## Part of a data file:
:::::

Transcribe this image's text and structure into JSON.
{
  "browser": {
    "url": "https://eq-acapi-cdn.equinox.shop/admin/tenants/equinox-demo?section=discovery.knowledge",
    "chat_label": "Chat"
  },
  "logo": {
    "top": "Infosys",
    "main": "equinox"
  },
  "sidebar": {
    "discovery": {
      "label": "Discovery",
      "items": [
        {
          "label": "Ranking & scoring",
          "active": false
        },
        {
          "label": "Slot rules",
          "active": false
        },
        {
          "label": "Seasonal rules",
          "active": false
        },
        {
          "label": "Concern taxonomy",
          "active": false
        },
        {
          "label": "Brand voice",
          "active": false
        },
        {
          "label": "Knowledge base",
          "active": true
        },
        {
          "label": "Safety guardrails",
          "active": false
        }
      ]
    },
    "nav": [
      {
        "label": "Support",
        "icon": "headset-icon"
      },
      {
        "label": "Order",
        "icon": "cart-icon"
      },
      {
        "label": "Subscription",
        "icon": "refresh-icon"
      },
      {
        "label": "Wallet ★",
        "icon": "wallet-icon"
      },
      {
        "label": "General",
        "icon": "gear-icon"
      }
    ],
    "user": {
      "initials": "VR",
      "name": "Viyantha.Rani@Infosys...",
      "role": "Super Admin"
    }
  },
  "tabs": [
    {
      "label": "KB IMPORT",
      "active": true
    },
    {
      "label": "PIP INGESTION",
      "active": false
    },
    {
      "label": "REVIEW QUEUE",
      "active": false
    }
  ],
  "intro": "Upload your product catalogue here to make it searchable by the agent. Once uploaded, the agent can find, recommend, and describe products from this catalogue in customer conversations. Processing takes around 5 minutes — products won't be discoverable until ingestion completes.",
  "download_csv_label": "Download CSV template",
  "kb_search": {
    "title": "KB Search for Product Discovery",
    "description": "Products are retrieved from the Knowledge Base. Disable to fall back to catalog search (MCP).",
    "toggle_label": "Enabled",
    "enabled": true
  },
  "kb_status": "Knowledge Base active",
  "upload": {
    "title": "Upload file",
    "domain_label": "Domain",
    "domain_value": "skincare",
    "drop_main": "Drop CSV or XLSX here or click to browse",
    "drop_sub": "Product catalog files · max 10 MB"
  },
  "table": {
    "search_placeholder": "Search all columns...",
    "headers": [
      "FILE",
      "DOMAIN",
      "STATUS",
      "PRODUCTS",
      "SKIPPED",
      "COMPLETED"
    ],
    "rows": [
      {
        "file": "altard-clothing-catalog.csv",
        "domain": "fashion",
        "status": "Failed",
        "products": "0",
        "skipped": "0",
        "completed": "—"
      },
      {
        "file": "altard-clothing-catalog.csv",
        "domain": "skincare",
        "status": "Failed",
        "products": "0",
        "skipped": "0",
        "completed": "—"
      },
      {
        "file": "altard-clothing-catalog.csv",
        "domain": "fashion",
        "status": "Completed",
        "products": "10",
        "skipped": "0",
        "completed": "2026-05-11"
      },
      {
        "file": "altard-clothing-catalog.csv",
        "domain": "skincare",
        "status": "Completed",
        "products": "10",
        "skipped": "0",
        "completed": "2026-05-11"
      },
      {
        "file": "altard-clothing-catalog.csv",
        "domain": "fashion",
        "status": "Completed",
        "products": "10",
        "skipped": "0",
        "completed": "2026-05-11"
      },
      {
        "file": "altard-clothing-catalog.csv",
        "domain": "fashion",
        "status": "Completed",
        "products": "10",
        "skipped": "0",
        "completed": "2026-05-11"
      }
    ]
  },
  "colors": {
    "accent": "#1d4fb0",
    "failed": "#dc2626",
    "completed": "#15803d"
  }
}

:::::

## Task requirements:
Pull out every line containing "equinox".

## Task answer:
    "url": "https://eq-acapi-cdn.equinox.shop/admin/tenants/equinox-demo?section=discovery.knowledge",
    "main": "equinox"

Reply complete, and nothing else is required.